* _Stated goal_:
Determine the number of lines that have the string "datasets" in them, and give only that number.

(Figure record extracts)

>> START

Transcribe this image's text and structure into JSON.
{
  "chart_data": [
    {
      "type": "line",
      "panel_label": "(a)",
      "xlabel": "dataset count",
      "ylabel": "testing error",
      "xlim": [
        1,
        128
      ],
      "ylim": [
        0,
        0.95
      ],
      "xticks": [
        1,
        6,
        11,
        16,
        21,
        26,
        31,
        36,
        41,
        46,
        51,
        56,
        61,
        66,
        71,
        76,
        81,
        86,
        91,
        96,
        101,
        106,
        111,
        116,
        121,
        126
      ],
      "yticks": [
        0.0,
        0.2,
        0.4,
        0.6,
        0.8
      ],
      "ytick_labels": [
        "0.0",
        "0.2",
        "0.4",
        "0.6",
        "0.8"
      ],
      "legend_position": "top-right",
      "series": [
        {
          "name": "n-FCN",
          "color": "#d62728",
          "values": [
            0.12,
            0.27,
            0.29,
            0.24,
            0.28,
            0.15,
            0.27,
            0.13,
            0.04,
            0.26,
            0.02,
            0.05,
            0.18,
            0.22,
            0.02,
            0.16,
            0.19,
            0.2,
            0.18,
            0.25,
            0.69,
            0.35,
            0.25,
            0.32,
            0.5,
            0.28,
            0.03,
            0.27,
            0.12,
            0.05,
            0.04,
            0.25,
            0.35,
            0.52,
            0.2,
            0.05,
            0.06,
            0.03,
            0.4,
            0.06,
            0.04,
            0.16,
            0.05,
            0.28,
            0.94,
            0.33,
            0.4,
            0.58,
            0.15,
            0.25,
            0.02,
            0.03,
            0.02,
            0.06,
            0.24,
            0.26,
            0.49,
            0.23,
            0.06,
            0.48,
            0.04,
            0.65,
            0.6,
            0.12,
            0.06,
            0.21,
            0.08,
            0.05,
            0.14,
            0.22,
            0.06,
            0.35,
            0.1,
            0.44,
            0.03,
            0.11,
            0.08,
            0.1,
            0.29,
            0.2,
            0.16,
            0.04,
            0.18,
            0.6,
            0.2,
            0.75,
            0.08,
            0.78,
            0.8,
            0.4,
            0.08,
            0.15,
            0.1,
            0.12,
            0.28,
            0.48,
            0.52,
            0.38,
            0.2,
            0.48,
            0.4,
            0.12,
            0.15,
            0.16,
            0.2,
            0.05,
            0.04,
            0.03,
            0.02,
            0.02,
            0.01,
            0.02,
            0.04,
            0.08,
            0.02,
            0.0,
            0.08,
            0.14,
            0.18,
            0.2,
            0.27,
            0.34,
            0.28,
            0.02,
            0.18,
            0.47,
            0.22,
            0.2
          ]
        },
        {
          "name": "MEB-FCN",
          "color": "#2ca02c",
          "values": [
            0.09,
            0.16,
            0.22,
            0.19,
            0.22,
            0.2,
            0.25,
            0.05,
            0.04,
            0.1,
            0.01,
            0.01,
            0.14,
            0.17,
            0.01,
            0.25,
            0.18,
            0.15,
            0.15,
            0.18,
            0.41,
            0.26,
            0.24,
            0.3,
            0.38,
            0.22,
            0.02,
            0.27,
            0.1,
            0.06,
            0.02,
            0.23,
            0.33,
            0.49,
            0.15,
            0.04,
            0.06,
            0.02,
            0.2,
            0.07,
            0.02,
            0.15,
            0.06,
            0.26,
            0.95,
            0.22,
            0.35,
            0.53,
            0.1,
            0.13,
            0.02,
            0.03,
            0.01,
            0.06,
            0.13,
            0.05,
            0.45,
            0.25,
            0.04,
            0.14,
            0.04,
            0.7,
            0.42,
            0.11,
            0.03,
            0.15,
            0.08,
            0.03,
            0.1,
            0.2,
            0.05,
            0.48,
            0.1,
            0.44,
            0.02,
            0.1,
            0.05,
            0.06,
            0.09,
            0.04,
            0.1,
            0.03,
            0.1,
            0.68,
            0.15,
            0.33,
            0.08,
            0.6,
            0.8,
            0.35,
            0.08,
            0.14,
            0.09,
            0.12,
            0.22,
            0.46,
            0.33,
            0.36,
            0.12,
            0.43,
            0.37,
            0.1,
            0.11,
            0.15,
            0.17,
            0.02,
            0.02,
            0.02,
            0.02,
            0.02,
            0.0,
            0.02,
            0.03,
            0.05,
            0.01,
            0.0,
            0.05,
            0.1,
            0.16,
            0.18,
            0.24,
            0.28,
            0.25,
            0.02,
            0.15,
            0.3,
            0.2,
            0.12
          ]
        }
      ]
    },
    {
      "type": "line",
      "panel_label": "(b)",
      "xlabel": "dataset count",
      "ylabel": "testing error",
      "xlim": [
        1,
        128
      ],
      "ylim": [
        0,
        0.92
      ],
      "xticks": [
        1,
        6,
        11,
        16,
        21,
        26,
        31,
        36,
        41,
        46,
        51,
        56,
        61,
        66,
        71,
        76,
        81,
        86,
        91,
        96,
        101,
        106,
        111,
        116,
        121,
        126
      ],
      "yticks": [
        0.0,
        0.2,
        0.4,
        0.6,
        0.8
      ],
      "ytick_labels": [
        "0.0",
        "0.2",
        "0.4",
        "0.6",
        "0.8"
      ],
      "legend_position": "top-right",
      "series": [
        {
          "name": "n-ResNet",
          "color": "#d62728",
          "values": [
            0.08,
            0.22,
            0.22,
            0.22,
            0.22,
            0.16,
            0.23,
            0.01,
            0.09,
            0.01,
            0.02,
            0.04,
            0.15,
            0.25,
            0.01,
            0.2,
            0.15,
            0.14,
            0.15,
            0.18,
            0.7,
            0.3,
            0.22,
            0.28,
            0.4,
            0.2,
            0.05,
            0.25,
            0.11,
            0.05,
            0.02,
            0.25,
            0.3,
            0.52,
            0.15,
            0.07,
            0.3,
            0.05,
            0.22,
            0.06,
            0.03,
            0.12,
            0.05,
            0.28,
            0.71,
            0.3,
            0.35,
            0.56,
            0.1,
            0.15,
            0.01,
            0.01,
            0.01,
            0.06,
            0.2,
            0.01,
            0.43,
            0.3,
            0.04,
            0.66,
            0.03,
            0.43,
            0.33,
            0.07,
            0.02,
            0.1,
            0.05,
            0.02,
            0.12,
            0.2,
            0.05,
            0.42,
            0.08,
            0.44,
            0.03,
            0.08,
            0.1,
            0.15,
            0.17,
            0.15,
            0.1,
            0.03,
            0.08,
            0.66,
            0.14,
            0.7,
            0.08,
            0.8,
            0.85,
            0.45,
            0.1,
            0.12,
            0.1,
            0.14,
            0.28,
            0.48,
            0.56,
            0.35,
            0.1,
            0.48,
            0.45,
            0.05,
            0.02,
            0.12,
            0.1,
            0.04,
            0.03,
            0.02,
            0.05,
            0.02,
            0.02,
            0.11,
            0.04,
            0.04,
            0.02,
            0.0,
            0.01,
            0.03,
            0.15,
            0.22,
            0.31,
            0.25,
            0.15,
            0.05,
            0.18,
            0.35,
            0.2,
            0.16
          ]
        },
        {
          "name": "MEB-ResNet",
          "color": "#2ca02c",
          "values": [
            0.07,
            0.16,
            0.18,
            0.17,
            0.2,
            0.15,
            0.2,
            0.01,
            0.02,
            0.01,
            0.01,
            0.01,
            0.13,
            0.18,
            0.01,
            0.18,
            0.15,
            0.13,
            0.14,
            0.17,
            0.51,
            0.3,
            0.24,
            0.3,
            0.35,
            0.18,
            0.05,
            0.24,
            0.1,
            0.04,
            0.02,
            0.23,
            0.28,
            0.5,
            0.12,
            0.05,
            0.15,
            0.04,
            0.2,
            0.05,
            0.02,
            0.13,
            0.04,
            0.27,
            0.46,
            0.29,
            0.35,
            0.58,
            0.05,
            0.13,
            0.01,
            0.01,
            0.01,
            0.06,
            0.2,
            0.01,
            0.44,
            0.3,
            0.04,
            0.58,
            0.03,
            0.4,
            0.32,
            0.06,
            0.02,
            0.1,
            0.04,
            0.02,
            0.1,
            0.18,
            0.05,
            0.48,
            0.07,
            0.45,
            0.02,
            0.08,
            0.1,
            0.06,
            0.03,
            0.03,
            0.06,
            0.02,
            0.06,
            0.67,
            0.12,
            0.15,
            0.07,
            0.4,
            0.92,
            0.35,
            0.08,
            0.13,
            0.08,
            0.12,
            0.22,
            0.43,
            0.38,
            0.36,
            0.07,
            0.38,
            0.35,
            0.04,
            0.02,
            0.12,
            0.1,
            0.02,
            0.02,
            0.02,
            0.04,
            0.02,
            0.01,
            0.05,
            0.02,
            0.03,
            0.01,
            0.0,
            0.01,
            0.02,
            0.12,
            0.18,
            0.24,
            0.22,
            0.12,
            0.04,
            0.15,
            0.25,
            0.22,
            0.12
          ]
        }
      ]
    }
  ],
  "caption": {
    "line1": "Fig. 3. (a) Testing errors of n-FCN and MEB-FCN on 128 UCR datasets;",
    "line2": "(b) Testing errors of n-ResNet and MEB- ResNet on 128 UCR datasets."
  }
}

>> END

* _Full solution_:
2